• **YOUR OBJECTIVE**: What follows is a listing; restate every line of it word for word.

• **WORKING DATA**:
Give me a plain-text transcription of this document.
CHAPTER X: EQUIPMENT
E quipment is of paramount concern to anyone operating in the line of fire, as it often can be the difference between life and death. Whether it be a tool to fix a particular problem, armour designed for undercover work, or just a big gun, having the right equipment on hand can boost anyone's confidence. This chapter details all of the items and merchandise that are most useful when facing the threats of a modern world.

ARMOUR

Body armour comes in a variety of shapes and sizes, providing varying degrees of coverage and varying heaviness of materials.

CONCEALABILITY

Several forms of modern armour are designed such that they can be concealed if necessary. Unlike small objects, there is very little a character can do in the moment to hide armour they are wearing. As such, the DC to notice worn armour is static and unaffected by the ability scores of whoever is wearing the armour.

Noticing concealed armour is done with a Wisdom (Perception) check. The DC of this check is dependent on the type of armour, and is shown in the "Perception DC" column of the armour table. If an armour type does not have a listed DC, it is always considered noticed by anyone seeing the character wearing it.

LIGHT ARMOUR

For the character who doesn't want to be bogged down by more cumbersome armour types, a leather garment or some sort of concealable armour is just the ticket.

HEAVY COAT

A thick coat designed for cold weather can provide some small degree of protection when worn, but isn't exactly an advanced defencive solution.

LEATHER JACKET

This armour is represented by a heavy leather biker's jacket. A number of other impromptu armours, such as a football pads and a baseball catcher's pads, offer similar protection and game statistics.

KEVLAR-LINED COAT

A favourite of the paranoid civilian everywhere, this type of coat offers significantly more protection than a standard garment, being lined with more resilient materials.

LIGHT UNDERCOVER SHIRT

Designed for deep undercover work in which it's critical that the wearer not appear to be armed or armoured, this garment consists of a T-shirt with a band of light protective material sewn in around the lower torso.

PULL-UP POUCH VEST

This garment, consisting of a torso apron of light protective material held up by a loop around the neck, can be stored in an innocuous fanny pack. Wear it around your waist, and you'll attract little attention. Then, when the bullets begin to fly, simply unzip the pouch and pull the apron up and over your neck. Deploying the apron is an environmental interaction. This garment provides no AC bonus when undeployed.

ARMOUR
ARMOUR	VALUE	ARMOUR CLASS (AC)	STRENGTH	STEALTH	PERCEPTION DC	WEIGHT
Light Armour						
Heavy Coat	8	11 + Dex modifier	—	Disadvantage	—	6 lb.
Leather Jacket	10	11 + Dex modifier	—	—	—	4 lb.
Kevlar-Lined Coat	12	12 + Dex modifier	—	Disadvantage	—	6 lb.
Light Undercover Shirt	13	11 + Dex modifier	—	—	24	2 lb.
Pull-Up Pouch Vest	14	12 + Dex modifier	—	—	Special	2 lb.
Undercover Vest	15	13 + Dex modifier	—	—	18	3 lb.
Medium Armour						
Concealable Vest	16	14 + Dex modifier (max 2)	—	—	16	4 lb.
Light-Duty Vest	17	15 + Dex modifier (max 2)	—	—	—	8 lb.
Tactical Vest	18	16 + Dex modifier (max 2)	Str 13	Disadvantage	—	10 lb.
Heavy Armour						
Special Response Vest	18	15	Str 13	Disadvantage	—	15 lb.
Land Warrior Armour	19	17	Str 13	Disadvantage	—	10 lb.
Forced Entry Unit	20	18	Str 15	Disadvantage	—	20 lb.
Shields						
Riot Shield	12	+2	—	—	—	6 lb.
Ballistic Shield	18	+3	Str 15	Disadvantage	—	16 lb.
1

• **ANSWER TO THE EXERCISE**:
Give me a plain-text transcription of this document.
CHAPTER X: EQUIPMENT
E quipment is of paramount concern to anyone operating in the line of fire, as it often can be the difference between life and death. Whether it be a tool to fix a particular problem, armour designed for undercover work, or just a big gun, having the right equipment on hand can boost anyone's confidence. This chapter details all of the items and merchandise that are most useful when facing the threats of a modern world.

ARMOUR

Body armour comes in a variety of shapes and sizes, providing varying degrees of coverage and varying heaviness of materials.

CONCEALABILITY

Several forms of modern armour are designed such that they can be concealed if necessary. Unlike small objects, there is very little a character can do in the moment to hide armour they are wearing. As such, the DC to notice worn armour is static and unaffected by the ability scores of whoever is wearing the armour.

Noticing concealed armour is done with a Wisdom (Perception) check. The DC of this check is dependent on the type of armour, and is shown in the "Perception DC" column of the armour table. If an armour type does not have a listed DC, it is always considered noticed by anyone seeing the character wearing it.

LIGHT ARMOUR

For the character who doesn't want to be bogged down by more cumbersome armour types, a leather garment or some sort of concealable armour is just the ticket.

HEAVY COAT

A thick coat designed for cold weather can provide some small degree of protection when worn, but isn't exactly an advanced defencive solution.

LEATHER JACKET

This armour is represented by a heavy leather biker's jacket. A number of other impromptu armours, such as a football pads and a baseball catcher's pads, offer similar protection and game statistics.

KEVLAR-LINED COAT

A favourite of the paranoid civilian everywhere, this type of coat offers significantly more protection than a standard garment, being lined with more resilient materials.

LIGHT UNDERCOVER SHIRT

Designed for deep undercover work in which it's critical that the wearer not appear to be armed or armoured, this garment consists of a T-shirt with a band of light protective material sewn in around the lower torso.

PULL-UP POUCH VEST

This garment, consisting of a torso apron of light protective material held up by a loop around the neck, can be stored in an innocuous fanny pack. Wear it around your waist, and you'll attract little attention. Then, when the bullets begin to fly, simply unzip the pouch and pull the apron up and over your neck. Deploying the apron is an environmental interaction. This garment provides no AC bonus when undeployed.

ARMOUR
ARMOUR	VALUE	ARMOUR CLASS (AC)	STRENGTH	STEALTH	PERCEPTION DC	WEIGHT
Light Armour						
Heavy Coat	8	11 + Dex modifier	—	Disadvantage	—	6 lb.
Leather Jacket	10	11 + Dex modifier	—	—	—	4 lb.
Kevlar-Lined Coat	12	12 + Dex modifier	—	Disadvantage	—	6 lb.
Light Undercover Shirt	13	11 + Dex modifier	—	—	24	2 lb.
Pull-Up Pouch Vest	14	12 + Dex modifier	—	—	Special	2 lb.
Undercover Vest	15	13 + Dex modifier	—	—	18	3 lb.
Medium Armour						
Concealable Vest	16	14 + Dex modifier (max 2)	—	—	16	4 lb.
Light-Duty Vest	17	15 + Dex modifier (max 2)	—	—	—	8 lb.
Tactical Vest	18	16 + Dex modifier (max 2)	Str 13	Disadvantage	—	10 lb.
Heavy Armour						
Special Response Vest	18	15	Str 13	Disadvantage	—	15 lb.
Land Warrior Armour	19	17	Str 13	Disadvantage	—	10 lb.
Forced Entry Unit	20	18	Str 15	Disadvantage	—	20 lb.
Shields						
Riot Shield	12	+2	—	—	—	6 lb.
Ballistic Shield	18	+3	Str 15	Disadvantage	—	16 lb.
1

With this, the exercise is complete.